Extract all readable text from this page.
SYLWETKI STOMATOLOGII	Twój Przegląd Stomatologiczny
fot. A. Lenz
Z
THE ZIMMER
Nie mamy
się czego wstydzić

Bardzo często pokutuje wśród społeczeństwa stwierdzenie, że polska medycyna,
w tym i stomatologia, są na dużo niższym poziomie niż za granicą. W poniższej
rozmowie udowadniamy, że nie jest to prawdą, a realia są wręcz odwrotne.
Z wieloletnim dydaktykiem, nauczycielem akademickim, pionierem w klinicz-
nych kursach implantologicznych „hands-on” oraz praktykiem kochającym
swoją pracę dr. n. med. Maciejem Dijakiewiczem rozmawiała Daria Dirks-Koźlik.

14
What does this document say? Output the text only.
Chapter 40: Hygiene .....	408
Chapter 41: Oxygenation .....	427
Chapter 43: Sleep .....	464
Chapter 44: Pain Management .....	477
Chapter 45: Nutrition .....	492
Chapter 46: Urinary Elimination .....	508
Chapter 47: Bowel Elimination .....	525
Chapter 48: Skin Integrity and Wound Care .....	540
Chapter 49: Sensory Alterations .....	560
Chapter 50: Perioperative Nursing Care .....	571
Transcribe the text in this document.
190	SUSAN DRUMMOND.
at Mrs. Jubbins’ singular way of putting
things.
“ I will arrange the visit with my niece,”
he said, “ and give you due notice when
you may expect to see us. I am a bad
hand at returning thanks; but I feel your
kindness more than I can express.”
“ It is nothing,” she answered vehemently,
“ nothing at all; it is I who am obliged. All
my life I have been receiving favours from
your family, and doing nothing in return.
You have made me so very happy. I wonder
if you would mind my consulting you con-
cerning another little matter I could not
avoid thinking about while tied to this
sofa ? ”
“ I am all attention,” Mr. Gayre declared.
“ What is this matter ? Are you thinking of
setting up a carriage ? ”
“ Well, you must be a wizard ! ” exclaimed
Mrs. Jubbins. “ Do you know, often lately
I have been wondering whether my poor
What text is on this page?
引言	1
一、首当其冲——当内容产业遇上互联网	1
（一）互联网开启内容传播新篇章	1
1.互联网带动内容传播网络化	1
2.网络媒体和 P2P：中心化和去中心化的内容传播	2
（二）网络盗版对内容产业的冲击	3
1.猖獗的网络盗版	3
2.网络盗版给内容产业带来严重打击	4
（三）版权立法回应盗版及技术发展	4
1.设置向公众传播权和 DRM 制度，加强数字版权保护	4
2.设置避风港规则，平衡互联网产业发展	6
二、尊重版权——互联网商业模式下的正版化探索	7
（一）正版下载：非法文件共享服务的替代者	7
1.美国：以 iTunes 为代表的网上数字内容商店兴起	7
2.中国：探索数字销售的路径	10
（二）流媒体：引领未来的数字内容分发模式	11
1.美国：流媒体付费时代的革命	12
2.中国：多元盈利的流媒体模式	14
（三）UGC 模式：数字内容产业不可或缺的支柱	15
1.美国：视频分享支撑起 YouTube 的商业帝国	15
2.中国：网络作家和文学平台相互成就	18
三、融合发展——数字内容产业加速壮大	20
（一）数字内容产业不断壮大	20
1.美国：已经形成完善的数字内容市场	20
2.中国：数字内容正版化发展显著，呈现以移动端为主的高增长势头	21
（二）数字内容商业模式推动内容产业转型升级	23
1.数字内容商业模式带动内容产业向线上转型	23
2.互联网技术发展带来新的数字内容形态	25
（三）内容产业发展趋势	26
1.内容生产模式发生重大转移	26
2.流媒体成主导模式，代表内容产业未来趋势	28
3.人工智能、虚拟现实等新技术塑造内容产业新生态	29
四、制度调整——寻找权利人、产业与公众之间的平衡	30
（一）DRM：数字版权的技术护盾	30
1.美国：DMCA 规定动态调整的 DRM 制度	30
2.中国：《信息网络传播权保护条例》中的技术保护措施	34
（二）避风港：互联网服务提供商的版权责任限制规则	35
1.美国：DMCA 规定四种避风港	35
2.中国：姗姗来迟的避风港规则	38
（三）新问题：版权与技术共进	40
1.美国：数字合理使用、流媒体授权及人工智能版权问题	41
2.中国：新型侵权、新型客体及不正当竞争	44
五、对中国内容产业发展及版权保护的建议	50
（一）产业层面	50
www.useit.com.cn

Stated task: Say only how many lines in the records carry the word "matter".

Exercise answer: 2